--- start of PROVIDED DATA ---

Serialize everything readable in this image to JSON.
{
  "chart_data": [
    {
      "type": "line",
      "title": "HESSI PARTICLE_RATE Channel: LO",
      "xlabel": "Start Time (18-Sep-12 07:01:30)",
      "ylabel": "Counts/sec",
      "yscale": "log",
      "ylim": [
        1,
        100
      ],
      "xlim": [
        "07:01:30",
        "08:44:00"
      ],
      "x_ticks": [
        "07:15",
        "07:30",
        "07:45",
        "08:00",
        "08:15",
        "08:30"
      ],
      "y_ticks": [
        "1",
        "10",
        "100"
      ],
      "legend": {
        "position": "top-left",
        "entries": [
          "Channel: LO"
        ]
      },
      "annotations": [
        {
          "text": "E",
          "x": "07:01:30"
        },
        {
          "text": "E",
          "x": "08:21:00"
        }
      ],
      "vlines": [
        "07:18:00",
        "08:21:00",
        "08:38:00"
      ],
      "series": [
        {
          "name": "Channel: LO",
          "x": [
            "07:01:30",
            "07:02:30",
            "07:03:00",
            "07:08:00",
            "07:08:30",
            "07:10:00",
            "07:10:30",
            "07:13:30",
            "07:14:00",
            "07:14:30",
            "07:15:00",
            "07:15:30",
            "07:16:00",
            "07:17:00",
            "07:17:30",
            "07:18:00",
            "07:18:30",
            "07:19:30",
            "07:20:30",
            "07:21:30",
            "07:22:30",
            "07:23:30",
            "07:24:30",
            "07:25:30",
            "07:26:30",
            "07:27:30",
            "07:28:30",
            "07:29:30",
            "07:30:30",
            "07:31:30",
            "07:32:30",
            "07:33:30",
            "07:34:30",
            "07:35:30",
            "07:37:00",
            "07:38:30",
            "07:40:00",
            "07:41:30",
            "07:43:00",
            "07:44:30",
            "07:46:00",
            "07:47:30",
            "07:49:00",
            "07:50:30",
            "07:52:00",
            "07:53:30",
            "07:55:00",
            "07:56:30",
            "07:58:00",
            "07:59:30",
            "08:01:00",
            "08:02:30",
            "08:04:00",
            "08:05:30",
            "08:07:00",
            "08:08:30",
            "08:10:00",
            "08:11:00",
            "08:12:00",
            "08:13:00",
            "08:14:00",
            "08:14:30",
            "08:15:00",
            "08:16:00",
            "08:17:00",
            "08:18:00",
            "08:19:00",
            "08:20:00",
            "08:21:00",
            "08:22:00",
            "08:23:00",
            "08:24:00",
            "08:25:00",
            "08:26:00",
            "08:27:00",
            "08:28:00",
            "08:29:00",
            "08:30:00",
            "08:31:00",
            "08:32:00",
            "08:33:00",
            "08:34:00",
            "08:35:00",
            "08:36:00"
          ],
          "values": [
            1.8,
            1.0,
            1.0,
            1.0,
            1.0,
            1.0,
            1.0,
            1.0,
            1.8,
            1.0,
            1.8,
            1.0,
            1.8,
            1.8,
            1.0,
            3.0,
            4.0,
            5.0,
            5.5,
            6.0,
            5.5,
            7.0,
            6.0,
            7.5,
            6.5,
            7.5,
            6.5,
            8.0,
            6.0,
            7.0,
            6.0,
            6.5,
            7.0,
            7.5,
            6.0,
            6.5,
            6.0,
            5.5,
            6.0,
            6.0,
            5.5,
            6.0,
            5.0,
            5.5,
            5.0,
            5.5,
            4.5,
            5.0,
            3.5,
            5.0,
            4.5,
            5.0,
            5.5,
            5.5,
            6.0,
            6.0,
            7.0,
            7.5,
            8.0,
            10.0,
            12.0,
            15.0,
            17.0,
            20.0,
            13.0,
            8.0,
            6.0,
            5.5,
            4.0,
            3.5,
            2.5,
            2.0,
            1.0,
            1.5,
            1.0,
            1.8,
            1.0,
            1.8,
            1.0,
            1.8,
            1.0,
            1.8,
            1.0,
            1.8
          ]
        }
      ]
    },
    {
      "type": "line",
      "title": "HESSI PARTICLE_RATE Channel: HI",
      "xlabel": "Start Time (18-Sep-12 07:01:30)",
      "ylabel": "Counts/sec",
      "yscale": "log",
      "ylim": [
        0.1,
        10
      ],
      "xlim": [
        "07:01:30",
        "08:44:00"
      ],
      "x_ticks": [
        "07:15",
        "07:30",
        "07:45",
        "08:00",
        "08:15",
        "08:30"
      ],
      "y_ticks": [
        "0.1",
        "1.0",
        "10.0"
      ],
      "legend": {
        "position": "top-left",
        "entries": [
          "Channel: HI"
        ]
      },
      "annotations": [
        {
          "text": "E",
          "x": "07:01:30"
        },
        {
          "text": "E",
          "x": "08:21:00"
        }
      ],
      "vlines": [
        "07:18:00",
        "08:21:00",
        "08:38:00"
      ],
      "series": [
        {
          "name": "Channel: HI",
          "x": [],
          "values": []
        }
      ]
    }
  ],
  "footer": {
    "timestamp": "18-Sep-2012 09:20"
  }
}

--- end of PROVIDED DATA ---

▶ WHAT THE TASK REQUIRES
Write out the entries above once more, without altering anything.

▶ TASK RESULT
Serialize everything readable in this image to JSON.
{
  "chart_data": [
    {
      "type": "line",
      "title": "HESSI PARTICLE_RATE Channel: LO",
      "xlabel": "Start Time (18-Sep-12 07:01:30)",
      "ylabel": "Counts/sec",
      "yscale": "log",
      "ylim": [
        1,
        100
      ],
      "xlim": [
        "07:01:30",
        "08:44:00"
      ],
      "x_ticks": [
        "07:15",
        "07:30",
        "07:45",
        "08:00",
        "08:15",
        "08:30"
      ],
      "y_ticks": [
        "1",
        "10",
        "100"
      ],
      "legend": {
        "position": "top-left",
        "entries": [
          "Channel: LO"
        ]
      },
      "annotations": [
        {
          "text": "E",
          "x": "07:01:30"
        },
        {
          "text": "E",
          "x": "08:21:00"
        }
      ],
      "vlines": [
        "07:18:00",
        "08:21:00",
        "08:38:00"
      ],
      "series": [
        {
          "name": "Channel: LO",
          "x": [
            "07:01:30",
            "07:02:30",
            "07:03:00",
            "07:08:00",
            "07:08:30",
            "07:10:00",
            "07:10:30",
            "07:13:30",
            "07:14:00",
            "07:14:30",
            "07:15:00",
            "07:15:30",
            "07:16:00",
            "07:17:00",
            "07:17:30",
            "07:18:00",
            "07:18:30",
            "07:19:30",
            "07:20:30",
            "07:21:30",
            "07:22:30",
            "07:23:30",
            "07:24:30",
            "07:25:30",
            "07:26:30",
            "07:27:30",
            "07:28:30",
            "07:29:30",
            "07:30:30",
            "07:31:30",
            "07:32:30",
            "07:33:30",
            "07:34:30",
            "07:35:30",
            "07:37:00",
            "07:38:30",
            "07:40:00",
            "07:41:30",
            "07:43:00",
            "07:44:30",
            "07:46:00",
            "07:47:30",
            "07:49:00",
            "07:50:30",
            "07:52:00",
            "07:53:30",
            "07:55:00",
            "07:56:30",
            "07:58:00",
            "07:59:30",
            "08:01:00",
            "08:02:30",
            "08:04:00",
            "08:05:30",
            "08:07:00",
            "08:08:30",
            "08:10:00",
            "08:11:00",
            "08:12:00",
            "08:13:00",
            "08:14:00",
            "08:14:30",
            "08:15:00",
            "08:16:00",
            "08:17:00",
            "08:18:00",
            "08:19:00",
            "08:20:00",
            "08:21:00",
            "08:22:00",
            "08:23:00",
            "08:24:00",
            "08:25:00",
            "08:26:00",
            "08:27:00",
            "08:28:00",
            "08:29:00",
            "08:30:00",
            "08:31:00",
            "08:32:00",
            "08:33:00",
            "08:34:00",
            "08:35:00",
            "08:36:00"
          ],
          "values": [
            1.8,
            1.0,
            1.0,
            1.0,
            1.0,
            1.0,
            1.0,
            1.0,
            1.8,
            1.0,
            1.8,
            1.0,
            1.8,
            1.8,
            1.0,
            3.0,
            4.0,
            5.0,
            5.5,
            6.0,
            5.5,
            7.0,
            6.0,
            7.5,
            6.5,
            7.5,
            6.5,
            8.0,
            6.0,
            7.0,
            6.0,
            6.5,
            7.0,
            7.5,
            6.0,
            6.5,
            6.0,
            5.5,
            6.0,
            6.0,
            5.5,
            6.0,
            5.0,
            5.5,
            5.0,
            5.5,
            4.5,
            5.0,
            3.5,
            5.0,
            4.5,
            5.0,
            5.5,
            5.5,
            6.0,
            6.0,
            7.0,
            7.5,
            8.0,
            10.0,
            12.0,
            15.0,
            17.0,
            20.0,
            13.0,
            8.0,
            6.0,
            5.5,
            4.0,
            3.5,
            2.5,
            2.0,
            1.0,
            1.5,
            1.0,
            1.8,
            1.0,
            1.8,
            1.0,
            1.8,
            1.0,
            1.8,
            1.0,
            1.8
          ]
        }
      ]
    },
    {
      "type": "line",
      "title": "HESSI PARTICLE_RATE Channel: HI",
      "xlabel": "Start Time (18-Sep-12 07:01:30)",
      "ylabel": "Counts/sec",
      "yscale": "log",
      "ylim": [
        0.1,
        10
      ],
      "xlim": [
        "07:01:30",
        "08:44:00"
      ],
      "x_ticks": [
        "07:15",
        "07:30",
        "07:45",
        "08:00",
        "08:15",
        "08:30"
      ],
      "y_ticks": [
        "0.1",
        "1.0",
        "10.0"
      ],
      "legend": {
        "position": "top-left",
        "entries": [
          "Channel: HI"
        ]
      },
      "annotations": [
        {
          "text": "E",
          "x": "07:01:30"
        },
        {
          "text": "E",
          "x": "08:21:00"
        }
      ],
      "vlines": [
        "07:18:00",
        "08:21:00",
        "08:38:00"
      ],
      "series": [
        {
          "name": "Channel: HI",
          "x": [],
          "values": []
        }
      ]
    }
  ],
  "footer": {
    "timestamp": "18-Sep-2012 09:20"
  }
}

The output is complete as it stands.